*Aim of the exercise*
All the data must come back unchanged, except that pictures are left out.

*A run of records*
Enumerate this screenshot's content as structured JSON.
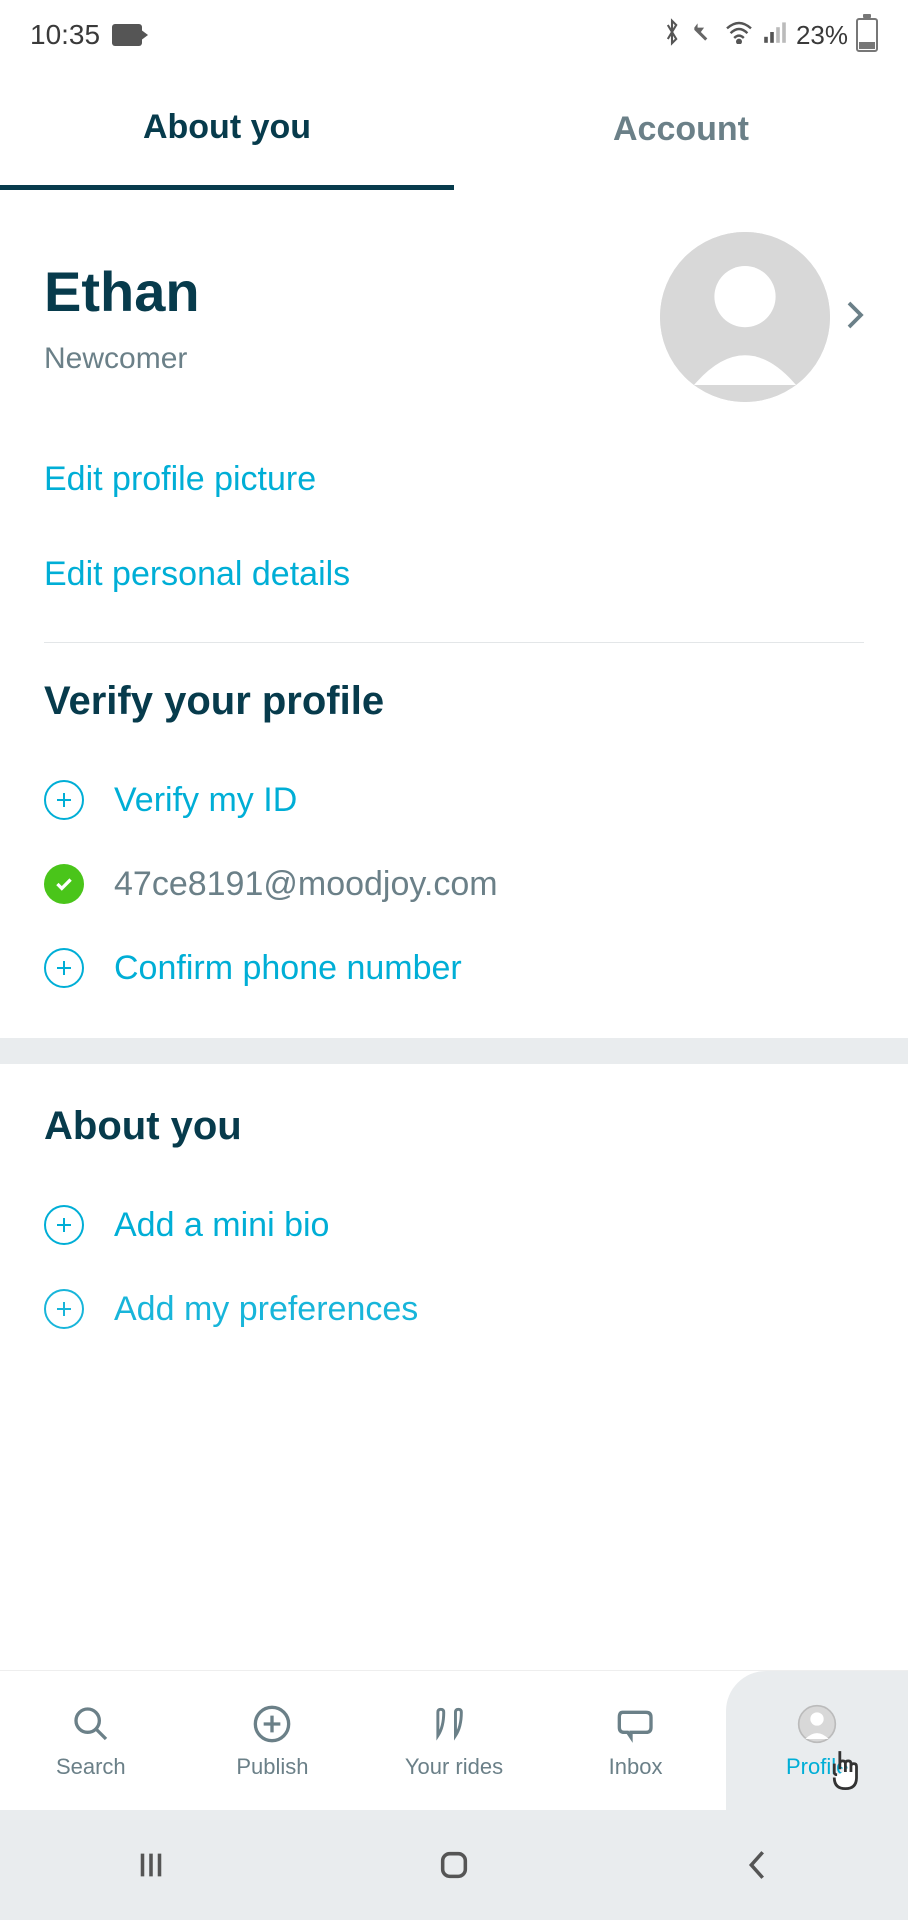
{
  "status": {
    "time": "10:35",
    "battery_pct": "23%"
  },
  "tabs": {
    "about": "About you",
    "account": "Account"
  },
  "profile": {
    "name": "Ethan",
    "role": "Newcomer"
  },
  "links": {
    "edit_picture": "Edit profile picture",
    "edit_details": "Edit personal details"
  },
  "verify": {
    "title": "Verify your profile",
    "id": "Verify my ID",
    "email": "47ce8191@moodjoy.com",
    "phone": "Confirm phone number"
  },
  "about": {
    "title": "About you",
    "bio": "Add a mini bio",
    "prefs": "Add my preferences"
  },
  "tooltip": "Profile",
  "nav": {
    "search": "Search",
    "publish": "Publish",
    "rides": "Your rides",
    "inbox": "Inbox",
    "profile": "Profile"
  }
}
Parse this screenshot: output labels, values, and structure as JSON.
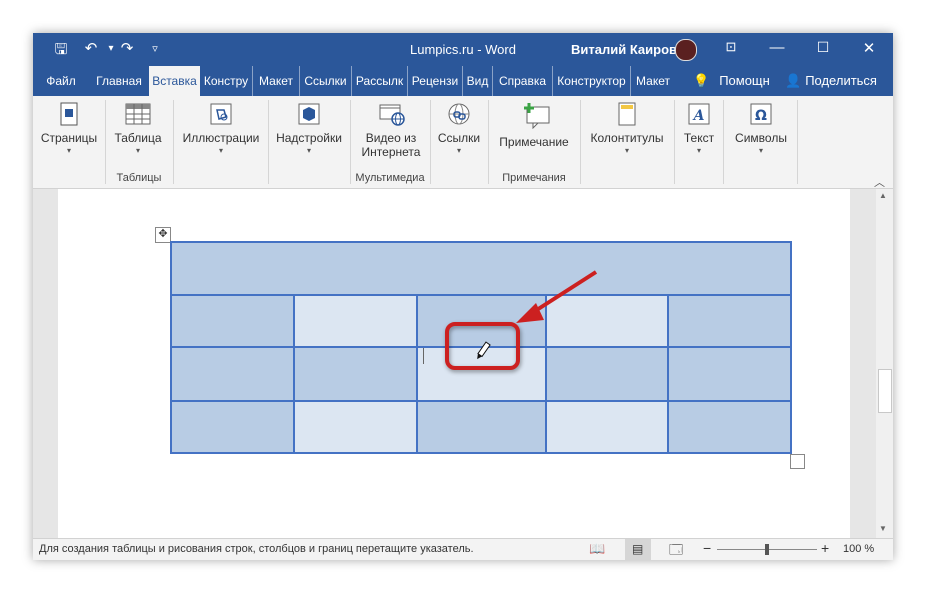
{
  "window": {
    "title": "Lumpics.ru  -  Word",
    "user": "Виталий Каиров",
    "quick_access": [
      "save-icon",
      "undo-icon",
      "redo-icon",
      "customize-icon"
    ],
    "controls": [
      "ribbon-display-icon",
      "minimize-icon",
      "maximize-icon",
      "close-icon"
    ]
  },
  "tabs": [
    "Файл",
    "Главная",
    "Вставка",
    "Констру",
    "Макет",
    "Ссылки",
    "Рассылк",
    "Рецензи",
    "Вид",
    "Справка",
    "Конструктор",
    "Макет"
  ],
  "active_tab": "Вставка",
  "help": "Помощн",
  "share": "Поделиться",
  "ribbon": {
    "pages": "Страницы",
    "table": "Таблица",
    "illustrations": "Иллюстрации",
    "addins": "Надстройки",
    "video_line1": "Видео из",
    "video_line2": "Интернета",
    "links": "Ссылки",
    "comment": "Примечание",
    "headers": "Колонтитулы",
    "text": "Текст",
    "symbols": "Символы",
    "groups": {
      "tables": "Таблицы",
      "multimedia": "Мультимедиа",
      "comments": "Примечания"
    }
  },
  "status": {
    "message": "Для создания таблицы и рисования строк, столбцов и границ перетащите указатель.",
    "zoom": "100 %",
    "zoom_level_percent": 100
  },
  "colors": {
    "accent": "#2b579a",
    "cell_dark": "#b8cce4",
    "cell_light": "#dce6f2",
    "table_border": "#4472c4",
    "annotation": "#cc2020"
  }
}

*Worked answer*
Enumerate this screenshot's content as structured JSON.
{
  "status": {
    "time": "10:35",
    "battery_pct": "23%"
  },
  "tabs": {
    "about": "About you",
    "account": "Account"
  },
  "profile": {
    "name": "Ethan",
    "role": "Newcomer"
  },
  "links": {
    "edit_picture": "Edit profile picture",
    "edit_details": "Edit personal details"
  },
  "verify": {
    "title": "Verify your profile",
    "id": "Verify my ID",
    "email": "47ce8191@moodjoy.com",
    "phone": "Confirm phone number"
  },
  "about": {
    "title": "About you",
    "bio": "Add a mini bio",
    "prefs": "Add my preferences"
  },
  "tooltip": "Profile",
  "nav": {
    "search": "Search",
    "publish": "Publish",
    "rides": "Your rides",
    "inbox": "Inbox",
    "profile": "Profile"
  }
}
Parse this screenshot: output labels, values, and structure as JSON.
{
  "window": {
    "title": "Lumpics.ru  -  Word",
    "user": "Виталий Каиров",
    "quick_access": [
      "save-icon",
      "undo-icon",
      "redo-icon",
      "customize-icon"
    ],
    "controls": [
      "ribbon-display-icon",
      "minimize-icon",
      "maximize-icon",
      "close-icon"
    ]
  },
  "tabs": [
    "Файл",
    "Главная",
    "Вставка",
    "Констру",
    "Макет",
    "Ссылки",
    "Рассылк",
    "Рецензи",
    "Вид",
    "Справка",
    "Конструктор",
    "Макет"
  ],
  "active_tab": "Вставка",
  "help": "Помощн",
  "share": "Поделиться",
  "ribbon": {
    "pages": "Страницы",
    "table": "Таблица",
    "illustrations": "Иллюстрации",
    "addins": "Надстройки",
    "video_line1": "Видео из",
    "video_line2": "Интернета",
    "links": "Ссылки",
    "comment": "Примечание",
    "headers": "Колонтитулы",
    "text": "Текст",
    "symbols": "Символы",
    "groups": {
      "tables": "Таблицы",
      "multimedia": "Мультимедиа",
      "comments": "Примечания"
    }
  },
  "status": {
    "message": "Для создания таблицы и рисования строк, столбцов и границ перетащите указатель.",
    "zoom": "100 %",
    "zoom_level_percent": 100
  },
  "colors": {
    "accent": "#2b579a",
    "cell_dark": "#b8cce4",
    "cell_light": "#dce6f2",
    "table_border": "#4472c4",
    "annotation": "#cc2020"
  }
}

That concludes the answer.